■ EXERCISE ■
Scan the lines below; pull out those with "的水平上".

Records from a dataset:
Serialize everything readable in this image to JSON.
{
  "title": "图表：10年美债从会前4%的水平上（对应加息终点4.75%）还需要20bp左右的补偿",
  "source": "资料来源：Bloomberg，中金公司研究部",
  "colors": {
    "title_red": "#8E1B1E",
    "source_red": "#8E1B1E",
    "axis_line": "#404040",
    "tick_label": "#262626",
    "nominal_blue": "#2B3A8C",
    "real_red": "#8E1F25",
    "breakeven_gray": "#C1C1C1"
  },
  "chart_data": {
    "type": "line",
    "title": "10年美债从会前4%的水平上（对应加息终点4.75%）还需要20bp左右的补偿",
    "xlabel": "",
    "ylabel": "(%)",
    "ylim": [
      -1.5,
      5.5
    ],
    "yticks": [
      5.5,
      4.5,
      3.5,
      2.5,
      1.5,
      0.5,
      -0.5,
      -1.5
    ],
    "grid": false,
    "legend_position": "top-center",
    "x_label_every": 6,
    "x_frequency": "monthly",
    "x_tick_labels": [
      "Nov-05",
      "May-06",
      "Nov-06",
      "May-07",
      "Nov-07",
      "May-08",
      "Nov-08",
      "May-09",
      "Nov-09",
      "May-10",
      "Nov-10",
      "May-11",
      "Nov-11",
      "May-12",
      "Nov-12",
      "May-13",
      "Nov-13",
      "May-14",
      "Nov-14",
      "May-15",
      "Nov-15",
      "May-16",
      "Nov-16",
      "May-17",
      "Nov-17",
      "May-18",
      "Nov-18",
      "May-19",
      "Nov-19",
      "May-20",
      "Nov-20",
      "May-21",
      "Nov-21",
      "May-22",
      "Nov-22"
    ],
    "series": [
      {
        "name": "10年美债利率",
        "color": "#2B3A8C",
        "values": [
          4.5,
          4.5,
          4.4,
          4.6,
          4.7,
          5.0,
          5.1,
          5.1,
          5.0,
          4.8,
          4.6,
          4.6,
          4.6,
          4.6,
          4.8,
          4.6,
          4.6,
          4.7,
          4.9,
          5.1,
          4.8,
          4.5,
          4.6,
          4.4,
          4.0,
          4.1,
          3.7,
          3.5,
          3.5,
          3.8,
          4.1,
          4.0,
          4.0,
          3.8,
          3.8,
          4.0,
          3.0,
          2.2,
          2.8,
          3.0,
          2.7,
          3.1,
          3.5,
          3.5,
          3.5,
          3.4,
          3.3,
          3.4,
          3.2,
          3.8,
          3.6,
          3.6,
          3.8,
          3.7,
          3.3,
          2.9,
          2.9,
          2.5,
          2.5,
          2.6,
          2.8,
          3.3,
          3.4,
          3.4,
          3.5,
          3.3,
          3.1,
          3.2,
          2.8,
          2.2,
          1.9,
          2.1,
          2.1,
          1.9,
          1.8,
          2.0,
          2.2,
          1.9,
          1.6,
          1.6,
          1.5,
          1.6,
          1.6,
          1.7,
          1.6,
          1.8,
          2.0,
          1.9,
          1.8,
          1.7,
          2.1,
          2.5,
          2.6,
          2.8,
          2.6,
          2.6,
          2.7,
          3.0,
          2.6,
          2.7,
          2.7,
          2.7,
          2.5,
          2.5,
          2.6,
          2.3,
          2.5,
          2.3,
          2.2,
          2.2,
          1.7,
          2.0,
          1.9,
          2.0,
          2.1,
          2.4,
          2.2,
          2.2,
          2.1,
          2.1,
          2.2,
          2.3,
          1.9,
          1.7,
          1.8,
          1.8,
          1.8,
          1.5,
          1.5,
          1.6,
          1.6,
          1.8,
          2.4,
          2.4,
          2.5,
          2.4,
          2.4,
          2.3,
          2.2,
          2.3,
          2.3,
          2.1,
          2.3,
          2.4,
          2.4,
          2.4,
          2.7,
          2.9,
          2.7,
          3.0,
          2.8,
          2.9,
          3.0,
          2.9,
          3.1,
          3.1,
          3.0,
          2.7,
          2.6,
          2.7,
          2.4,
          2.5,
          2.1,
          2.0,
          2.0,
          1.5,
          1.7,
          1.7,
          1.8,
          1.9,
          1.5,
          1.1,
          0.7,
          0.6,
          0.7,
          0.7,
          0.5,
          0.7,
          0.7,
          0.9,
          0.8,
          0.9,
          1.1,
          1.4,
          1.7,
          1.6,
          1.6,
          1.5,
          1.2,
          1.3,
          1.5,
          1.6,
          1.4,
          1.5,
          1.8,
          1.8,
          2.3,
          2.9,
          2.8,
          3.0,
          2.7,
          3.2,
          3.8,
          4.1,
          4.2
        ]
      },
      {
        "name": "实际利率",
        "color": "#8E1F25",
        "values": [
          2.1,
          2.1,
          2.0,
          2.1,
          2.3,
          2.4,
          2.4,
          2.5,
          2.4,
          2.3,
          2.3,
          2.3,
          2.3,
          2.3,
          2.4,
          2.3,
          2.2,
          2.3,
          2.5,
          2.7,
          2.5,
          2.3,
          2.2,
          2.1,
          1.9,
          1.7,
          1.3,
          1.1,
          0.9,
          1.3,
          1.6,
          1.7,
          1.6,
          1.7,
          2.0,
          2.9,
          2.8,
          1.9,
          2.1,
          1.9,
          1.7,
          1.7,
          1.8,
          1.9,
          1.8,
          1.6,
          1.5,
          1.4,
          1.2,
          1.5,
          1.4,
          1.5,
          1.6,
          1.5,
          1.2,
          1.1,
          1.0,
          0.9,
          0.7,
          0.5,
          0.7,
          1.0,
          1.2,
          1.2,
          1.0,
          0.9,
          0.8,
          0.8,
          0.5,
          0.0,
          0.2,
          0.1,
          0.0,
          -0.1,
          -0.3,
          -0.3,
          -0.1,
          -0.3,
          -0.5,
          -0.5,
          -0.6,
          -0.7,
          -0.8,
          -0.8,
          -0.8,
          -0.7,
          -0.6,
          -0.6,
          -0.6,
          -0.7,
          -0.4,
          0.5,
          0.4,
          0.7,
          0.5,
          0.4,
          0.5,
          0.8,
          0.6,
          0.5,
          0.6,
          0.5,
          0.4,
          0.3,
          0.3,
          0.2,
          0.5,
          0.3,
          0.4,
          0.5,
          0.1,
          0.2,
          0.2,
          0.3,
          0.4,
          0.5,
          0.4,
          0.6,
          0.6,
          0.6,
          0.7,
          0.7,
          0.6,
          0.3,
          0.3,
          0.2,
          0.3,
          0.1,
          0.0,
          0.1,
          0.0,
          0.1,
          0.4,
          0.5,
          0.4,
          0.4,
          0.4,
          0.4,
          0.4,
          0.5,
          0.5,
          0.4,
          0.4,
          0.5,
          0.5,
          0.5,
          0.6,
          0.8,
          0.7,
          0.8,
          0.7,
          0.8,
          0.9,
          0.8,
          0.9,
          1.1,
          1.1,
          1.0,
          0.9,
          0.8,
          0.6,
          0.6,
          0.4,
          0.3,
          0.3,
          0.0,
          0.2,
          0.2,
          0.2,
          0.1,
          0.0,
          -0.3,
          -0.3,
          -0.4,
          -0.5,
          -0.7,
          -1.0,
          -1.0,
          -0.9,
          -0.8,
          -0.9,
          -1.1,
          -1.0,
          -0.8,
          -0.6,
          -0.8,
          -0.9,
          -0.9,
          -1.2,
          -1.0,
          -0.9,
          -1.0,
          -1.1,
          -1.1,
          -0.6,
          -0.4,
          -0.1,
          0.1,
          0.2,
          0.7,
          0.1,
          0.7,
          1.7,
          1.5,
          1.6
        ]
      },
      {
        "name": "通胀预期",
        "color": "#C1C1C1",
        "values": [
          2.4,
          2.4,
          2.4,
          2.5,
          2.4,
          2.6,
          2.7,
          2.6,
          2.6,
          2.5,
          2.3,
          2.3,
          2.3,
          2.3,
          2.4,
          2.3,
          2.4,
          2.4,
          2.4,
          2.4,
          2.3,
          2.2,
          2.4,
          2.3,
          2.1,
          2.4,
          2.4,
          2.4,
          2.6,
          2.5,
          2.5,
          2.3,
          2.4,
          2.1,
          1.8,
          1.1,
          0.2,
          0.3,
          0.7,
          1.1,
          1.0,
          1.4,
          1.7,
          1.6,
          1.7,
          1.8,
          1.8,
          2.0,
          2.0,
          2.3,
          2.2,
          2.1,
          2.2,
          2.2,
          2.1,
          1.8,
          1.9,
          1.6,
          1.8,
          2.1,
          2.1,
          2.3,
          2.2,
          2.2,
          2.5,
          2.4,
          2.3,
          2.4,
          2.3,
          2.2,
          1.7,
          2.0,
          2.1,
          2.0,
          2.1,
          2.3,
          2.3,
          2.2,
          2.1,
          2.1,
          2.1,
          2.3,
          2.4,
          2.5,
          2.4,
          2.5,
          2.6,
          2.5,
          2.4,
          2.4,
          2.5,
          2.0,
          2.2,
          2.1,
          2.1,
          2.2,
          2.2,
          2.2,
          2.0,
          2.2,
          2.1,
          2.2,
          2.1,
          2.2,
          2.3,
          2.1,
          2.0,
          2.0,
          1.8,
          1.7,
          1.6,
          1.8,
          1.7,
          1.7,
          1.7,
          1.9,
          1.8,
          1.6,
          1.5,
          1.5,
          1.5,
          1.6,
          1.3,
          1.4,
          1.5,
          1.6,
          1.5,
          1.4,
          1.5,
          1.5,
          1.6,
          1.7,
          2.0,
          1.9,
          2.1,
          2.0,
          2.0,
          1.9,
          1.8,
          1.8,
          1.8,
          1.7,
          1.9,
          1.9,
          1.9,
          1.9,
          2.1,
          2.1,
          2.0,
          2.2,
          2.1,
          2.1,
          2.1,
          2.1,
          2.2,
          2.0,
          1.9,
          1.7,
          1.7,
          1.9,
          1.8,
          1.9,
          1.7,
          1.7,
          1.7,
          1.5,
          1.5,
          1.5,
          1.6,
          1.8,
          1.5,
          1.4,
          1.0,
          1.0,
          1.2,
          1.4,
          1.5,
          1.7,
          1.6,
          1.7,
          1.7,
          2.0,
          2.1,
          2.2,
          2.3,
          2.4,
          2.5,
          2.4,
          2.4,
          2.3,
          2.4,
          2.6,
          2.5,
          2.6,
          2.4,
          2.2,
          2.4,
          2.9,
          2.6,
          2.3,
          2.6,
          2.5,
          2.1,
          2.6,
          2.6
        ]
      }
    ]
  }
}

■ CORRECT OUTPUT ■
  "title": "图表：10年美债从会前4%的水平上（对应加息终点4.75%）还需要20bp左右的补偿",
    "title": "10年美债从会前4%的水平上（对应加息终点4.75%）还需要20bp左右的补偿",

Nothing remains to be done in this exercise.